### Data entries
• • •

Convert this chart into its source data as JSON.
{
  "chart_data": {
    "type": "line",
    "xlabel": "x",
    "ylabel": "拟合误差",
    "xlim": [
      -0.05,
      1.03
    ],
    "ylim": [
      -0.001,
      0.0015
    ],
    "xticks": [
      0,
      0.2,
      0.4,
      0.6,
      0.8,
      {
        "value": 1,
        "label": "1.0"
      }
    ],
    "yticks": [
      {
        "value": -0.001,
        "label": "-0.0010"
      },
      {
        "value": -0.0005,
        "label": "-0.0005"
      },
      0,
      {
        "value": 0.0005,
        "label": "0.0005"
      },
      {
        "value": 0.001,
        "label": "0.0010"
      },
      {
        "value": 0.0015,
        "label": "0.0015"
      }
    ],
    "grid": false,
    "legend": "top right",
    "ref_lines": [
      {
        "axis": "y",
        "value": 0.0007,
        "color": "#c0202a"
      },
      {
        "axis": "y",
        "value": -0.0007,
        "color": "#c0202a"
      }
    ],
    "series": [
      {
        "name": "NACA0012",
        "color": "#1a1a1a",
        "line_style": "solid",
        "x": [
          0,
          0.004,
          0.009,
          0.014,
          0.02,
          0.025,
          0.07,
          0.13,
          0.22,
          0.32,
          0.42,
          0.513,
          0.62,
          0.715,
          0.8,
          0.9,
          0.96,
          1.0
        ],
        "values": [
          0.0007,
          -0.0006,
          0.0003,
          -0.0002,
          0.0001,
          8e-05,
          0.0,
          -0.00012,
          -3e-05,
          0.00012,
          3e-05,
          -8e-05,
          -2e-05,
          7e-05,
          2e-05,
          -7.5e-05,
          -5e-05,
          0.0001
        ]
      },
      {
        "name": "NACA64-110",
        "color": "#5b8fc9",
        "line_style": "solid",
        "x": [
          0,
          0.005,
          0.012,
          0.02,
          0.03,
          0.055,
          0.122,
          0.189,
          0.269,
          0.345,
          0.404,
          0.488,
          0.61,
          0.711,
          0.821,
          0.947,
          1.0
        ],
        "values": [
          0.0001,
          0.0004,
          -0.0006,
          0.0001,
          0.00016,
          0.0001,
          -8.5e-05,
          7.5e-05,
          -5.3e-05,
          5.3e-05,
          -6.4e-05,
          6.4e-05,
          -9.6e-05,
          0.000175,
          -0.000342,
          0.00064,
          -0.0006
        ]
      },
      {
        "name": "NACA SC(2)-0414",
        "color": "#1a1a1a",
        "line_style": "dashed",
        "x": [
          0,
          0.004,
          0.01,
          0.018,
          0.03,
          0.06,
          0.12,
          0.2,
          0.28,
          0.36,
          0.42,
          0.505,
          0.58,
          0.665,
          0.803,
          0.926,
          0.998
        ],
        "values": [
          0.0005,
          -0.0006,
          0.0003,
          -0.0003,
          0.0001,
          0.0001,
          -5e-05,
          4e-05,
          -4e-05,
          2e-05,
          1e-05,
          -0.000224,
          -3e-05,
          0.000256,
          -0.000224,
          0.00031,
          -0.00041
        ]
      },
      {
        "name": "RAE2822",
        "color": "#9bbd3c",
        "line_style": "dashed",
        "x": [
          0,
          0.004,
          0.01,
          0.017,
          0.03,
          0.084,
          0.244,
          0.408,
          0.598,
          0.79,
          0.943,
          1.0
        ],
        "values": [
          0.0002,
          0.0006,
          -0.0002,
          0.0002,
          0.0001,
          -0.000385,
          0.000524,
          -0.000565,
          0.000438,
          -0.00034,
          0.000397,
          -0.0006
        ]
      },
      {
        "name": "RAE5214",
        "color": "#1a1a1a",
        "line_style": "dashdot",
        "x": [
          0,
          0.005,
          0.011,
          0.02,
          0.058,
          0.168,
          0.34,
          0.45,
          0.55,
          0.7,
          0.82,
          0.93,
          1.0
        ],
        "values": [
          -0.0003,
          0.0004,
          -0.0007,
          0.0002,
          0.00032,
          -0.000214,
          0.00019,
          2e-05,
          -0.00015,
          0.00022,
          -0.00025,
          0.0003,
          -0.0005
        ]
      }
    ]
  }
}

• • •

### PROBLEM STATEMENT
Every line above that contains the word "name" should be reported.

### OUTPUT FOR THIS EXERCISE
        "name": "NACA0012",
        "name": "NACA64-110",
        "name": "NACA SC(2)-0414",
        "name": "RAE2822",
        "name": "RAE5214",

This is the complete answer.